*TASK STATEMENT:* Identify and pull out each line of the entries in which "this" occurs.

*EXERCISE INPUT:*
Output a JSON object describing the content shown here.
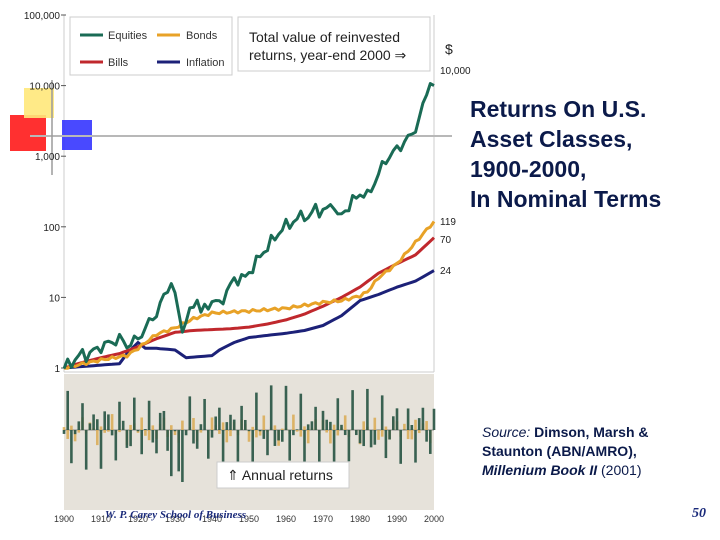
{
  "colors": {
    "equities": "#1a6b55",
    "bonds": "#e8a227",
    "bills": "#c0282d",
    "inflation": "#1c2178",
    "title": "#0b1a4a",
    "annual_equities": "#2f5a4a",
    "annual_bonds": "#d9a84a",
    "deco_red": "#ff1a1a",
    "deco_yellow": "#ffe25a",
    "deco_blue": "#2020ff"
  },
  "title": {
    "line1": "Returns On U.S.",
    "line2": "Asset Classes,",
    "line3": "1900-2000,",
    "line4": "In Nominal Terms"
  },
  "source": {
    "prefix": "Source:",
    "authors1": " Dimson, Marsh &",
    "authors2": "Staunton (ABN/AMRO),",
    "book": "Millenium Book II",
    "year": " (2001)"
  },
  "footer": {
    "school": "W. P. Carey School of Business",
    "slide_number": "50"
  },
  "chart_data": {
    "type": "line",
    "title": "",
    "xlabel": "",
    "ylabel": "",
    "y_scale": "log",
    "ylim": [
      1,
      100000
    ],
    "y_tick_labels": [
      "100,000",
      "10,000",
      "1,000",
      "100",
      "10",
      "1"
    ],
    "y_tick_values": [
      100000,
      10000,
      1000,
      100,
      10,
      1
    ],
    "xlim": [
      1900,
      2000
    ],
    "x_tick_labels": [
      "1900",
      "1910",
      "1920",
      "1930",
      "1940",
      "1950",
      "1960",
      "1970",
      "1980",
      "1990",
      "2000"
    ],
    "x_tick_values": [
      1900,
      1910,
      1920,
      1930,
      1940,
      1950,
      1960,
      1970,
      1980,
      1990,
      2000
    ],
    "legend": {
      "placement": "top-left",
      "entries": [
        {
          "label": "Equities",
          "color": "#1a6b55"
        },
        {
          "label": "Bonds",
          "color": "#e8a227"
        },
        {
          "label": "Bills",
          "color": "#c0282d"
        },
        {
          "label": "Inflation",
          "color": "#1c2178"
        }
      ]
    },
    "annotation_total": "Total value of reinvested returns, year-end 2000",
    "annotation_arrow": "⇒",
    "currency_label": "$",
    "end_labels": [
      "10,000",
      "119",
      "70",
      "24"
    ],
    "annual_label": "⇑ Annual returns",
    "series": [
      {
        "name": "Equities",
        "x": [
          1900,
          1905,
          1906,
          1910,
          1915,
          1917,
          1920,
          1922,
          1925,
          1929,
          1931,
          1932,
          1936,
          1937,
          1940,
          1942,
          1946,
          1949,
          1954,
          1959,
          1965,
          1966,
          1968,
          1970,
          1973,
          1974,
          1980,
          1982,
          1987,
          1988,
          1994,
          1996,
          1999,
          2000
        ],
        "y": [
          1.0,
          1.6,
          1.5,
          2.0,
          2.6,
          2.1,
          2.6,
          3.7,
          6.0,
          17,
          6,
          3.6,
          10,
          6,
          9,
          8,
          18,
          19,
          45,
          95,
          150,
          130,
          185,
          160,
          220,
          130,
          300,
          270,
          900,
          1000,
          2000,
          3300,
          12000,
          10000
        ]
      },
      {
        "name": "Bonds",
        "x": [
          1900,
          1910,
          1917,
          1920,
          1925,
          1930,
          1935,
          1940,
          1950,
          1960,
          1970,
          1975,
          1980,
          1982,
          1985,
          1990,
          1995,
          2000
        ],
        "y": [
          1.0,
          1.3,
          1.5,
          1.9,
          3.0,
          3.7,
          5.0,
          6.0,
          6.4,
          7.0,
          8.5,
          9,
          10.5,
          12,
          19,
          30,
          60,
          119
        ]
      },
      {
        "name": "Bills",
        "x": [
          1900,
          1905,
          1910,
          1915,
          1920,
          1925,
          1930,
          1935,
          1940,
          1945,
          1950,
          1955,
          1960,
          1965,
          1970,
          1975,
          1980,
          1985,
          1990,
          1995,
          2000
        ],
        "y": [
          1.0,
          1.2,
          1.4,
          1.6,
          2.0,
          2.6,
          3.2,
          3.4,
          3.5,
          3.6,
          3.8,
          4.2,
          4.8,
          5.8,
          7.5,
          10,
          14,
          22,
          30,
          40,
          70
        ]
      },
      {
        "name": "Inflation",
        "x": [
          1900,
          1910,
          1915,
          1917,
          1920,
          1922,
          1925,
          1930,
          1933,
          1940,
          1942,
          1946,
          1950,
          1955,
          1960,
          1965,
          1970,
          1975,
          1980,
          1985,
          1990,
          1995,
          2000
        ],
        "y": [
          1.0,
          1.1,
          1.15,
          1.6,
          2.3,
          1.9,
          1.9,
          1.8,
          1.4,
          1.5,
          1.8,
          2.3,
          2.7,
          2.9,
          3.1,
          3.4,
          4.0,
          5.5,
          9,
          11,
          14,
          17,
          24
        ]
      }
    ]
  }
}
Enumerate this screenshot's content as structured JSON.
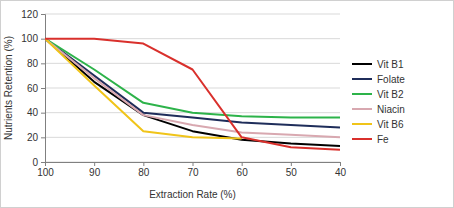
{
  "chart_data": {
    "type": "line",
    "x_label": "Extraction Rate (%)",
    "y_label": "Nutrients Retention (%)",
    "x": [
      100,
      90,
      80,
      70,
      60,
      50,
      40
    ],
    "xlim": [
      100,
      40
    ],
    "xticks": [
      100,
      90,
      80,
      70,
      60,
      50,
      40
    ],
    "ylim": [
      0,
      120
    ],
    "yticks": [
      0,
      20,
      40,
      60,
      80,
      100,
      120
    ],
    "grid": true,
    "legend": "right",
    "series": [
      {
        "name": "Vit B1",
        "color": "#000000",
        "values": [
          100,
          65,
          38,
          25,
          18,
          15,
          13
        ]
      },
      {
        "name": "Folate",
        "color": "#1f2d5a",
        "values": [
          100,
          70,
          40,
          36,
          32,
          30,
          28
        ]
      },
      {
        "name": "Vit B2",
        "color": "#2db34a",
        "values": [
          100,
          75,
          48,
          40,
          37,
          36,
          36
        ]
      },
      {
        "name": "Niacin",
        "color": "#d8a8b0",
        "values": [
          100,
          68,
          38,
          30,
          24,
          22,
          20
        ]
      },
      {
        "name": "Vit B6",
        "color": "#f0c419",
        "values": [
          100,
          62,
          25,
          20,
          19,
          null,
          null
        ]
      },
      {
        "name": "Fe",
        "color": "#d9302c",
        "values": [
          100,
          100,
          96,
          75,
          20,
          12,
          10
        ]
      }
    ]
  }
}
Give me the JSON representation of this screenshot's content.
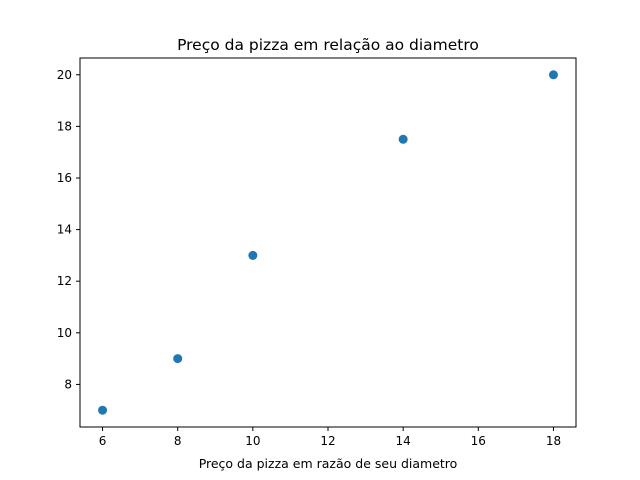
{
  "chart_data": {
    "type": "scatter",
    "title": "Preço da pizza em relação ao diametro",
    "xlabel": "Preço da pizza em razão de seu diametro",
    "ylabel": "",
    "xlim": [
      5.4,
      18.6
    ],
    "ylim": [
      6.35,
      20.65
    ],
    "xticks": [
      6,
      8,
      10,
      12,
      14,
      16,
      18
    ],
    "yticks": [
      8,
      10,
      12,
      14,
      16,
      18,
      20
    ],
    "grid": false,
    "series": [
      {
        "color": "#1f77b4",
        "points": [
          {
            "x": 6,
            "y": 7
          },
          {
            "x": 8,
            "y": 9
          },
          {
            "x": 10,
            "y": 13
          },
          {
            "x": 14,
            "y": 17.5
          },
          {
            "x": 18,
            "y": 20
          }
        ]
      }
    ]
  }
}
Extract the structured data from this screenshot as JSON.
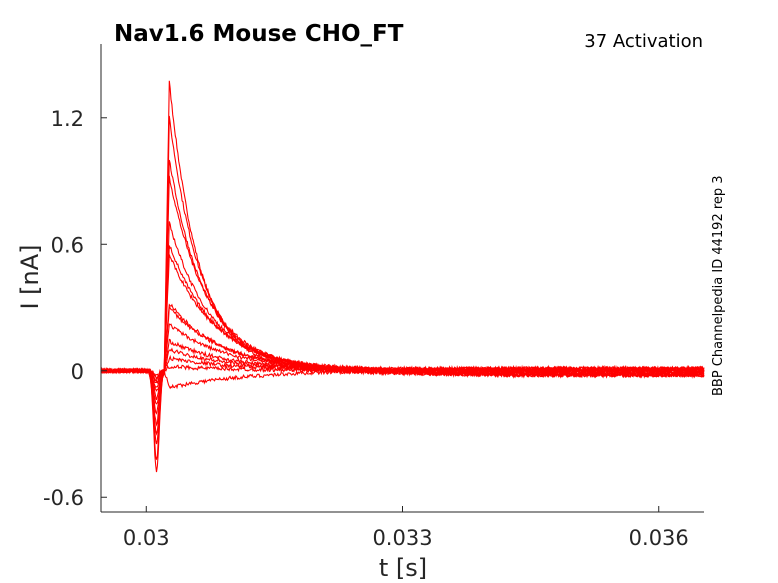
{
  "chart_data": {
    "type": "line",
    "title": "Nav1.6  Mouse  CHO_FT",
    "annotation": "37  Activation",
    "side_label": "BBP Channelpedia ID 44192 rep 3",
    "xlabel": "t [s]",
    "ylabel": "I [nA]",
    "xlim": [
      0.02947,
      0.03653
    ],
    "ylim": [
      -0.67,
      1.55
    ],
    "xticks": [
      0.03,
      0.033,
      0.036
    ],
    "xtick_labels": [
      "0.03",
      "0.033",
      "0.036"
    ],
    "yticks": [
      -0.6,
      0,
      0.6,
      1.2
    ],
    "ytick_labels": [
      "-0.6",
      "0",
      "0.6",
      "1.2"
    ],
    "grid": false,
    "line_color": "#ff0000",
    "peak_currents": [
      1.37,
      1.2,
      1.0,
      0.92,
      0.7,
      0.6,
      0.55,
      0.32,
      0.3,
      0.22,
      0.14,
      0.1,
      0.06,
      0.02,
      -0.08
    ],
    "inward_dips": [
      -0.48,
      -0.42,
      -0.35,
      -0.3,
      -0.25,
      -0.2,
      -0.16,
      -0.13,
      -0.1,
      -0.08,
      -0.06,
      -0.05,
      -0.04,
      -0.03,
      -0.02
    ]
  }
}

*REPLY TO THE EXERCISE:*
Enumerate this screenshot's content as structured JSON.
Give me the JSON representation of this screenshot's content.
Extract the structured data from this screenshot as JSON.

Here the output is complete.